What the task asks:
All of the records listed below should be retyped exactly.
=== Rows ===
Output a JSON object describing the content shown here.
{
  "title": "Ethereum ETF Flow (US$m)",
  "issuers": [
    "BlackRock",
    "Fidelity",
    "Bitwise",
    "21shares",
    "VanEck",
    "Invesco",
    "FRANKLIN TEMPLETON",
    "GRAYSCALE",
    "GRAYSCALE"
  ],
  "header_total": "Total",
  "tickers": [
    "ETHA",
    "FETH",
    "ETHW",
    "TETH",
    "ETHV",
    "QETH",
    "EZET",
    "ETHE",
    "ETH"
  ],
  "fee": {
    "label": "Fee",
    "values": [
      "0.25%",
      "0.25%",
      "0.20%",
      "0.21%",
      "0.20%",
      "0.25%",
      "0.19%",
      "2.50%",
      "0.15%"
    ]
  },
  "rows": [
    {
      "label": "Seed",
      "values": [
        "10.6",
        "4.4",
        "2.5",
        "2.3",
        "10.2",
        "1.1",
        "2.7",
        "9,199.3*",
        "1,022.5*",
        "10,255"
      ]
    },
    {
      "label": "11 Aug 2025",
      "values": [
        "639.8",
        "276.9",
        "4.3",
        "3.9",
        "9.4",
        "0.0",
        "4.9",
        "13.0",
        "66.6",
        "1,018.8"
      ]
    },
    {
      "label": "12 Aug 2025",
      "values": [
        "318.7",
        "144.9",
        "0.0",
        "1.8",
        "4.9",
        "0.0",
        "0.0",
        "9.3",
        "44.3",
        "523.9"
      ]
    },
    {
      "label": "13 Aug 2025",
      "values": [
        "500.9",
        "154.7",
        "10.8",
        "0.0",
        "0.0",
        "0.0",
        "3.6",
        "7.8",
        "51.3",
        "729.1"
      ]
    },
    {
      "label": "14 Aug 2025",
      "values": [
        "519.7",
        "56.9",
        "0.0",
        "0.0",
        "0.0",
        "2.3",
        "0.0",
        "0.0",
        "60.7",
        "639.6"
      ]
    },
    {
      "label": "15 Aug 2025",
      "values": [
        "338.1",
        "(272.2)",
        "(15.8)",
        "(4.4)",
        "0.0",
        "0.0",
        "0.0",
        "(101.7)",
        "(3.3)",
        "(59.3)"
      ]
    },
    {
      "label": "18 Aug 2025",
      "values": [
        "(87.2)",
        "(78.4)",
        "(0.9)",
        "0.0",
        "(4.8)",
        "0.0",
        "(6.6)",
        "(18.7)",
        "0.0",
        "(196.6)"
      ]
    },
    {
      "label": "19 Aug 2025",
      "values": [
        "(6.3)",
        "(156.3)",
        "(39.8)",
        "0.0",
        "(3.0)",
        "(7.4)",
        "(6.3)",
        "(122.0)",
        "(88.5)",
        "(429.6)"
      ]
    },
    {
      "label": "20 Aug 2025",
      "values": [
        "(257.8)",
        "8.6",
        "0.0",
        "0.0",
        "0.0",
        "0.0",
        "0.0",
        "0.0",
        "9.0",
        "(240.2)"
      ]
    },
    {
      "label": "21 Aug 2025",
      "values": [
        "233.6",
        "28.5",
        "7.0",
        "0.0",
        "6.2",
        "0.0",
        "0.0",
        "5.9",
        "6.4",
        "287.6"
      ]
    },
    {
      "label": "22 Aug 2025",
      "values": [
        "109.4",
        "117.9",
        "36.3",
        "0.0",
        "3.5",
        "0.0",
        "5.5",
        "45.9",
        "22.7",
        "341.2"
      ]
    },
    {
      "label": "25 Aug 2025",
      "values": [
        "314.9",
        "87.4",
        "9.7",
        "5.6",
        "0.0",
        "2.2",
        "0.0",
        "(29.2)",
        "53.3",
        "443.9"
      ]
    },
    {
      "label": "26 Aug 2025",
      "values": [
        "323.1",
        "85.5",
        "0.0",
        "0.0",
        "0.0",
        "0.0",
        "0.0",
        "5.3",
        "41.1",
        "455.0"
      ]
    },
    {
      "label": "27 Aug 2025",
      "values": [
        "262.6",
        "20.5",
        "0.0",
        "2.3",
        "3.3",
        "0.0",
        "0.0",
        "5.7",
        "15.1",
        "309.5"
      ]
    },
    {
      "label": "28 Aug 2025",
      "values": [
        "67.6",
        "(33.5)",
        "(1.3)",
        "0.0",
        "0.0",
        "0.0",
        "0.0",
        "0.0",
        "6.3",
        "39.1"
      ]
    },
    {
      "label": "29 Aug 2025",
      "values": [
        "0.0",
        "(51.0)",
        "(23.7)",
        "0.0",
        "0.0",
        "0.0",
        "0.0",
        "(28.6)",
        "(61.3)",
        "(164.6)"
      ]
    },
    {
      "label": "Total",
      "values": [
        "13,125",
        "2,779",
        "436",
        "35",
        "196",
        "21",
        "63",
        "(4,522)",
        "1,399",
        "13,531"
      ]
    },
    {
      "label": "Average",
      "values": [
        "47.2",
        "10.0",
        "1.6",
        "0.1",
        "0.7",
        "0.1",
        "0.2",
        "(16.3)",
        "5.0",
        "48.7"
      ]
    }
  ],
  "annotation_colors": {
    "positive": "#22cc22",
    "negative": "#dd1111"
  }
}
===
Completed exercise:
Output a JSON object describing the content shown here.
{
  "title": "Ethereum ETF Flow (US$m)",
  "issuers": [
    "BlackRock",
    "Fidelity",
    "Bitwise",
    "21shares",
    "VanEck",
    "Invesco",
    "FRANKLIN TEMPLETON",
    "GRAYSCALE",
    "GRAYSCALE"
  ],
  "header_total": "Total",
  "tickers": [
    "ETHA",
    "FETH",
    "ETHW",
    "TETH",
    "ETHV",
    "QETH",
    "EZET",
    "ETHE",
    "ETH"
  ],
  "fee": {
    "label": "Fee",
    "values": [
      "0.25%",
      "0.25%",
      "0.20%",
      "0.21%",
      "0.20%",
      "0.25%",
      "0.19%",
      "2.50%",
      "0.15%"
    ]
  },
  "rows": [
    {
      "label": "Seed",
      "values": [
        "10.6",
        "4.4",
        "2.5",
        "2.3",
        "10.2",
        "1.1",
        "2.7",
        "9,199.3*",
        "1,022.5*",
        "10,255"
      ]
    },
    {
      "label": "11 Aug 2025",
      "values": [
        "639.8",
        "276.9",
        "4.3",
        "3.9",
        "9.4",
        "0.0",
        "4.9",
        "13.0",
        "66.6",
        "1,018.8"
      ]
    },
    {
      "label": "12 Aug 2025",
      "values": [
        "318.7",
        "144.9",
        "0.0",
        "1.8",
        "4.9",
        "0.0",
        "0.0",
        "9.3",
        "44.3",
        "523.9"
      ]
    },
    {
      "label": "13 Aug 2025",
      "values": [
        "500.9",
        "154.7",
        "10.8",
        "0.0",
        "0.0",
        "0.0",
        "3.6",
        "7.8",
        "51.3",
        "729.1"
      ]
    },
    {
      "label": "14 Aug 2025",
      "values": [
        "519.7",
        "56.9",
        "0.0",
        "0.0",
        "0.0",
        "2.3",
        "0.0",
        "0.0",
        "60.7",
        "639.6"
      ]
    },
    {
      "label": "15 Aug 2025",
      "values": [
        "338.1",
        "(272.2)",
        "(15.8)",
        "(4.4)",
        "0.0",
        "0.0",
        "0.0",
        "(101.7)",
        "(3.3)",
        "(59.3)"
      ]
    },
    {
      "label": "18 Aug 2025",
      "values": [
        "(87.2)",
        "(78.4)",
        "(0.9)",
        "0.0",
        "(4.8)",
        "0.0",
        "(6.6)",
        "(18.7)",
        "0.0",
        "(196.6)"
      ]
    },
    {
      "label": "19 Aug 2025",
      "values": [
        "(6.3)",
        "(156.3)",
        "(39.8)",
        "0.0",
        "(3.0)",
        "(7.4)",
        "(6.3)",
        "(122.0)",
        "(88.5)",
        "(429.6)"
      ]
    },
    {
      "label": "20 Aug 2025",
      "values": [
        "(257.8)",
        "8.6",
        "0.0",
        "0.0",
        "0.0",
        "0.0",
        "0.0",
        "0.0",
        "9.0",
        "(240.2)"
      ]
    },
    {
      "label": "21 Aug 2025",
      "values": [
        "233.6",
        "28.5",
        "7.0",
        "0.0",
        "6.2",
        "0.0",
        "0.0",
        "5.9",
        "6.4",
        "287.6"
      ]
    },
    {
      "label": "22 Aug 2025",
      "values": [
        "109.4",
        "117.9",
        "36.3",
        "0.0",
        "3.5",
        "0.0",
        "5.5",
        "45.9",
        "22.7",
        "341.2"
      ]
    },
    {
      "label": "25 Aug 2025",
      "values": [
        "314.9",
        "87.4",
        "9.7",
        "5.6",
        "0.0",
        "2.2",
        "0.0",
        "(29.2)",
        "53.3",
        "443.9"
      ]
    },
    {
      "label": "26 Aug 2025",
      "values": [
        "323.1",
        "85.5",
        "0.0",
        "0.0",
        "0.0",
        "0.0",
        "0.0",
        "5.3",
        "41.1",
        "455.0"
      ]
    },
    {
      "label": "27 Aug 2025",
      "values": [
        "262.6",
        "20.5",
        "0.0",
        "2.3",
        "3.3",
        "0.0",
        "0.0",
        "5.7",
        "15.1",
        "309.5"
      ]
    },
    {
      "label": "28 Aug 2025",
      "values": [
        "67.6",
        "(33.5)",
        "(1.3)",
        "0.0",
        "0.0",
        "0.0",
        "0.0",
        "0.0",
        "6.3",
        "39.1"
      ]
    },
    {
      "label": "29 Aug 2025",
      "values": [
        "0.0",
        "(51.0)",
        "(23.7)",
        "0.0",
        "0.0",
        "0.0",
        "0.0",
        "(28.6)",
        "(61.3)",
        "(164.6)"
      ]
    },
    {
      "label": "Total",
      "values": [
        "13,125",
        "2,779",
        "436",
        "35",
        "196",
        "21",
        "63",
        "(4,522)",
        "1,399",
        "13,531"
      ]
    },
    {
      "label": "Average",
      "values": [
        "47.2",
        "10.0",
        "1.6",
        "0.1",
        "0.7",
        "0.1",
        "0.2",
        "(16.3)",
        "5.0",
        "48.7"
      ]
    }
  ],
  "annotation_colors": {
    "positive": "#22cc22",
    "negative": "#dd1111"
  }
}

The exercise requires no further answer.